**Work to be completed**
Transcribe every line of the records verbatim.
-- start Information given --
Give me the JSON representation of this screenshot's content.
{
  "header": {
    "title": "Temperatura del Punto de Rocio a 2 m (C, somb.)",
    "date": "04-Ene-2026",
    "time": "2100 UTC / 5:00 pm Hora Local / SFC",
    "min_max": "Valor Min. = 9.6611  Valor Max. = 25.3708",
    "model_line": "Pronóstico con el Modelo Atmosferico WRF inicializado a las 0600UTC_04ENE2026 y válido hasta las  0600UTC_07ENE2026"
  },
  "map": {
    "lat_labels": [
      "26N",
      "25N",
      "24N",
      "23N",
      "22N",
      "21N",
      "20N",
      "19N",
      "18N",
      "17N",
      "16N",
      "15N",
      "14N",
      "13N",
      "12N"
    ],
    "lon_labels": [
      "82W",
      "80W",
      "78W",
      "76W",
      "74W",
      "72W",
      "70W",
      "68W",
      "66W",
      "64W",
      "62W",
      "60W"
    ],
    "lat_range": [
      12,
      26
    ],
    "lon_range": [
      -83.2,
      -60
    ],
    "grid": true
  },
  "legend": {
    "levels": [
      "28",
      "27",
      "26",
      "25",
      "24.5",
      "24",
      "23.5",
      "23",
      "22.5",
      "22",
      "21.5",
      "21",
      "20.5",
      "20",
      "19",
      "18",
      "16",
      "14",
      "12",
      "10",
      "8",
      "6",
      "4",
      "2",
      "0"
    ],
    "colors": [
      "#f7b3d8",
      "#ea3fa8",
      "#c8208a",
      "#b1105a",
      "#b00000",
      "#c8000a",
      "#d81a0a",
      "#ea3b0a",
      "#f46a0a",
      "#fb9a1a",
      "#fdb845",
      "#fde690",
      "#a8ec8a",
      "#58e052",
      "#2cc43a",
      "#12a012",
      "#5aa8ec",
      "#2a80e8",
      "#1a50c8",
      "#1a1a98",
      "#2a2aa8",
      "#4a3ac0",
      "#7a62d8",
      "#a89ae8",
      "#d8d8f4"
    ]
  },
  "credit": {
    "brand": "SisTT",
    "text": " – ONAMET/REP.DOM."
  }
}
-- end Information given --
**Correct result**
Give me the JSON representation of this screenshot's content.
{
  "header": {
    "title": "Temperatura del Punto de Rocio a 2 m (C, somb.)",
    "date": "04-Ene-2026",
    "time": "2100 UTC / 5:00 pm Hora Local / SFC",
    "min_max": "Valor Min. = 9.6611  Valor Max. = 25.3708",
    "model_line": "Pronóstico con el Modelo Atmosferico WRF inicializado a las 0600UTC_04ENE2026 y válido hasta las  0600UTC_07ENE2026"
  },
  "map": {
    "lat_labels": [
      "26N",
      "25N",
      "24N",
      "23N",
      "22N",
      "21N",
      "20N",
      "19N",
      "18N",
      "17N",
      "16N",
      "15N",
      "14N",
      "13N",
      "12N"
    ],
    "lon_labels": [
      "82W",
      "80W",
      "78W",
      "76W",
      "74W",
      "72W",
      "70W",
      "68W",
      "66W",
      "64W",
      "62W",
      "60W"
    ],
    "lat_range": [
      12,
      26
    ],
    "lon_range": [
      -83.2,
      -60
    ],
    "grid": true
  },
  "legend": {
    "levels": [
      "28",
      "27",
      "26",
      "25",
      "24.5",
      "24",
      "23.5",
      "23",
      "22.5",
      "22",
      "21.5",
      "21",
      "20.5",
      "20",
      "19",
      "18",
      "16",
      "14",
      "12",
      "10",
      "8",
      "6",
      "4",
      "2",
      "0"
    ],
    "colors": [
      "#f7b3d8",
      "#ea3fa8",
      "#c8208a",
      "#b1105a",
      "#b00000",
      "#c8000a",
      "#d81a0a",
      "#ea3b0a",
      "#f46a0a",
      "#fb9a1a",
      "#fdb845",
      "#fde690",
      "#a8ec8a",
      "#58e052",
      "#2cc43a",
      "#12a012",
      "#5aa8ec",
      "#2a80e8",
      "#1a50c8",
      "#1a1a98",
      "#2a2aa8",
      "#4a3ac0",
      "#7a62d8",
      "#a89ae8",
      "#d8d8f4"
    ]
  },
  "credit": {
    "brand": "SisTT",
    "text": " – ONAMET/REP.DOM."
  }
}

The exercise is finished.